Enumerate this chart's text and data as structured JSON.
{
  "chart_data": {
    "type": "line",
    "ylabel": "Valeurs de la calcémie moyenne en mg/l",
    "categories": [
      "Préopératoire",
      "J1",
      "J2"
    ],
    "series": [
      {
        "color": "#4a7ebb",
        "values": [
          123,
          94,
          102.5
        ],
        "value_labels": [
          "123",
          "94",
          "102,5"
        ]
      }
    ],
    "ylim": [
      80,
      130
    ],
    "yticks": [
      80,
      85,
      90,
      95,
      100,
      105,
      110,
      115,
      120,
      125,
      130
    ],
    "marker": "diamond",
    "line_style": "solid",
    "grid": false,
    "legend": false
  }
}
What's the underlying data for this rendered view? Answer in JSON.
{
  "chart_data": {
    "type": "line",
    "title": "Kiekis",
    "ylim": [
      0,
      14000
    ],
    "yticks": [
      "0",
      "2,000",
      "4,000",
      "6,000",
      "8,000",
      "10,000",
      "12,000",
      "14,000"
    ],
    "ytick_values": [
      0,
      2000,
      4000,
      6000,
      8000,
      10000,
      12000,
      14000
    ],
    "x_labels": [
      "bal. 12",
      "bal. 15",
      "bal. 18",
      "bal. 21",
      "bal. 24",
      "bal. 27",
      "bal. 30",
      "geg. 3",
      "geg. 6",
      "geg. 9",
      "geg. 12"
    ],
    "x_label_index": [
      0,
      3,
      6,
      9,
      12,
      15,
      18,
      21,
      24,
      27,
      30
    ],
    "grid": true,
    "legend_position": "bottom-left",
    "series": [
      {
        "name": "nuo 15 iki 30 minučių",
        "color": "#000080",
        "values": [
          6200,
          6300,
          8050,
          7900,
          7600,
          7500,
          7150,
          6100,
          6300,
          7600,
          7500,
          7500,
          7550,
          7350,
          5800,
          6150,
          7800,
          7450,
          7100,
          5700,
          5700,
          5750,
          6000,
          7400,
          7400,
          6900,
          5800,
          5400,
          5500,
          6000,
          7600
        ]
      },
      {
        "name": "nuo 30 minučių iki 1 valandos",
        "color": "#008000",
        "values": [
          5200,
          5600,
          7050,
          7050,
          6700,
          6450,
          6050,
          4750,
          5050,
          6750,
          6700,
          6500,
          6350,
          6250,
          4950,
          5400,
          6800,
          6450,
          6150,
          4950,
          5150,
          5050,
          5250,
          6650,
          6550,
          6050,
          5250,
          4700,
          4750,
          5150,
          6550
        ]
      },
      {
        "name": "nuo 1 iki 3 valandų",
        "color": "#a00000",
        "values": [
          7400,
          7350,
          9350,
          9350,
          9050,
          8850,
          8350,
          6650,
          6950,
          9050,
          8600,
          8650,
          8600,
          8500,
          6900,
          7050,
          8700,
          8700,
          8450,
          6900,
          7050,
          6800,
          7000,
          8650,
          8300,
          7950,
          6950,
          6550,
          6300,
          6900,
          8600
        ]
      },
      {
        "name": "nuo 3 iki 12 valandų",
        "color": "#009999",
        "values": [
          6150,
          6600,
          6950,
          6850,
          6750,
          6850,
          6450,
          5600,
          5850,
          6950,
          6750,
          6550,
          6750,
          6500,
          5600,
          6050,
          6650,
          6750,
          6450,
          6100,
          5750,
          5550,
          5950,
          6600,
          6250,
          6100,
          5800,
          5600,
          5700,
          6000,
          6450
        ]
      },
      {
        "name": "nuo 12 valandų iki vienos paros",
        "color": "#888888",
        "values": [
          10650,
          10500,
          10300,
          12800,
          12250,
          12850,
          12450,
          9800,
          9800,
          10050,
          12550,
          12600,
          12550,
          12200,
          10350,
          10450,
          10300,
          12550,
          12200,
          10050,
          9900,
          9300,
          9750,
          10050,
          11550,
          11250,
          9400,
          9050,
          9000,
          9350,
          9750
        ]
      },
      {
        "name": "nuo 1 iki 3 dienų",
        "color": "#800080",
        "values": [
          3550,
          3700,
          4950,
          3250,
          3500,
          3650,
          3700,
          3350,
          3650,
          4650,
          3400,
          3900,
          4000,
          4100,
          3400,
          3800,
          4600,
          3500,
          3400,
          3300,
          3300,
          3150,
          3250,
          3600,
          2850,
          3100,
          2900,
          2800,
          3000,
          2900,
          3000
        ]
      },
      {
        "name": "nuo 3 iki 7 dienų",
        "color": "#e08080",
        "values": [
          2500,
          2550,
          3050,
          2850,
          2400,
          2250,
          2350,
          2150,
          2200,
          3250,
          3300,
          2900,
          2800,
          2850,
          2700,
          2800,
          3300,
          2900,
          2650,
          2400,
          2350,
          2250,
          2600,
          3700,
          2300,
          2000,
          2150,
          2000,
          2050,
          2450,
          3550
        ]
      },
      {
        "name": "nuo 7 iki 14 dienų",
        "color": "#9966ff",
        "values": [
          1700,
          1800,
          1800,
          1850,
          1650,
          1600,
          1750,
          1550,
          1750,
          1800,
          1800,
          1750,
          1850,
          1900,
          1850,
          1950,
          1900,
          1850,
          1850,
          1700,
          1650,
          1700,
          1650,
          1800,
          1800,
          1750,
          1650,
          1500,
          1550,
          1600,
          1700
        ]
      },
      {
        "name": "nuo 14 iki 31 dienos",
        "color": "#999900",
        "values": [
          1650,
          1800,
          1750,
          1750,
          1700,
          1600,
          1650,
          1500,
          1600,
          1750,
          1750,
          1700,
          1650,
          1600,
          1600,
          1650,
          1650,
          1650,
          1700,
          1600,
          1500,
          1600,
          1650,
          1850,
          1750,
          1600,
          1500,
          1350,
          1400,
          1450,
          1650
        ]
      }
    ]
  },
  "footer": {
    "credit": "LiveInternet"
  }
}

★ ★ ★ ★ ★

→ Job
Extract the full listing above without altering anything.

→ Output for this exercise
Enumerate this chart's text and data as structured JSON.
{
  "chart_data": {
    "type": "line",
    "ylabel": "Valeurs de la calcémie moyenne en mg/l",
    "categories": [
      "Préopératoire",
      "J1",
      "J2"
    ],
    "series": [
      {
        "color": "#4a7ebb",
        "values": [
          123,
          94,
          102.5
        ],
        "value_labels": [
          "123",
          "94",
          "102,5"
        ]
      }
    ],
    "ylim": [
      80,
      130
    ],
    "yticks": [
      80,
      85,
      90,
      95,
      100,
      105,
      110,
      115,
      120,
      125,
      130
    ],
    "marker": "diamond",
    "line_style": "solid",
    "grid": false,
    "legend": false
  }
}
What's the underlying data for this rendered view? Answer in JSON.
{
  "chart_data": {
    "type": "line",
    "title": "Kiekis",
    "ylim": [
      0,
      14000
    ],
    "yticks": [
      "0",
      "2,000",
      "4,000",
      "6,000",
      "8,000",
      "10,000",
      "12,000",
      "14,000"
    ],
    "ytick_values": [
      0,
      2000,
      4000,
      6000,
      8000,
      10000,
      12000,
      14000
    ],
    "x_labels": [
      "bal. 12",
      "bal. 15",
      "bal. 18",
      "bal. 21",
      "bal. 24",
      "bal. 27",
      "bal. 30",
      "geg. 3",
      "geg. 6",
      "geg. 9",
      "geg. 12"
    ],
    "x_label_index": [
      0,
      3,
      6,
      9,
      12,
      15,
      18,
      21,
      24,
      27,
      30
    ],
    "grid": true,
    "legend_position": "bottom-left",
    "series": [
      {
        "name": "nuo 15 iki 30 minučių",
        "color": "#000080",
        "values": [
          6200,
          6300,
          8050,
          7900,
          7600,
          7500,
          7150,
          6100,
          6300,
          7600,
          7500,
          7500,
          7550,
          7350,
          5800,
          6150,
          7800,
          7450,
          7100,
          5700,
          5700,
          5750,
          6000,
          7400,
          7400,
          6900,
          5800,
          5400,
          5500,
          6000,
          7600
        ]
      },
      {
        "name": "nuo 30 minučių iki 1 valandos",
        "color": "#008000",
        "values": [
          5200,
          5600,
          7050,
          7050,
          6700,
          6450,
          6050,
          4750,
          5050,
          6750,
          6700,
          6500,
          6350,
          6250,
          4950,
          5400,
          6800,
          6450,
          6150,
          4950,
          5150,
          5050,
          5250,
          6650,
          6550,
          6050,
          5250,
          4700,
          4750,
          5150,
          6550
        ]
      },
      {
        "name": "nuo 1 iki 3 valandų",
        "color": "#a00000",
        "values": [
          7400,
          7350,
          9350,
          9350,
          9050,
          8850,
          8350,
          6650,
          6950,
          9050,
          8600,
          8650,
          8600,
          8500,
          6900,
          7050,
          8700,
          8700,
          8450,
          6900,
          7050,
          6800,
          7000,
          8650,
          8300,
          7950,
          6950,
          6550,
          6300,
          6900,
          8600
        ]
      },
      {
        "name": "nuo 3 iki 12 valandų",
        "color": "#009999",
        "values": [
          6150,
          6600,
          6950,
          6850,
          6750,
          6850,
          6450,
          5600,
          5850,
          6950,
          6750,
          6550,
          6750,
          6500,
          5600,
          6050,
          6650,
          6750,
          6450,
          6100,
          5750,
          5550,
          5950,
          6600,
          6250,
          6100,
          5800,
          5600,
          5700,
          6000,
          6450
        ]
      },
      {
        "name": "nuo 12 valandų iki vienos paros",
        "color": "#888888",
        "values": [
          10650,
          10500,
          10300,
          12800,
          12250,
          12850,
          12450,
          9800,
          9800,
          10050,
          12550,
          12600,
          12550,
          12200,
          10350,
          10450,
          10300,
          12550,
          12200,
          10050,
          9900,
          9300,
          9750,
          10050,
          11550,
          11250,
          9400,
          9050,
          9000,
          9350,
          9750
        ]
      },
      {
        "name": "nuo 1 iki 3 dienų",
        "color": "#800080",
        "values": [
          3550,
          3700,
          4950,
          3250,
          3500,
          3650,
          3700,
          3350,
          3650,
          4650,
          3400,
          3900,
          4000,
          4100,
          3400,
          3800,
          4600,
          3500,
          3400,
          3300,
          3300,
          3150,
          3250,
          3600,
          2850,
          3100,
          2900,
          2800,
          3000,
          2900,
          3000
        ]
      },
      {
        "name": "nuo 3 iki 7 dienų",
        "color": "#e08080",
        "values": [
          2500,
          2550,
          3050,
          2850,
          2400,
          2250,
          2350,
          2150,
          2200,
          3250,
          3300,
          2900,
          2800,
          2850,
          2700,
          2800,
          3300,
          2900,
          2650,
          2400,
          2350,
          2250,
          2600,
          3700,
          2300,
          2000,
          2150,
          2000,
          2050,
          2450,
          3550
        ]
      },
      {
        "name": "nuo 7 iki 14 dienų",
        "color": "#9966ff",
        "values": [
          1700,
          1800,
          1800,
          1850,
          1650,
          1600,
          1750,
          1550,
          1750,
          1800,
          1800,
          1750,
          1850,
          1900,
          1850,
          1950,
          1900,
          1850,
          1850,
          1700,
          1650,
          1700,
          1650,
          1800,
          1800,
          1750,
          1650,
          1500,
          1550,
          1600,
          1700
        ]
      },
      {
        "name": "nuo 14 iki 31 dienos",
        "color": "#999900",
        "values": [
          1650,
          1800,
          1750,
          1750,
          1700,
          1600,
          1650,
          1500,
          1600,
          1750,
          1750,
          1700,
          1650,
          1600,
          1600,
          1650,
          1650,
          1650,
          1700,
          1600,
          1500,
          1600,
          1650,
          1850,
          1750,
          1600,
          1500,
          1350,
          1400,
          1450,
          1650
        ]
      }
    ]
  },
  "footer": {
    "credit": "LiveInternet"
  }
}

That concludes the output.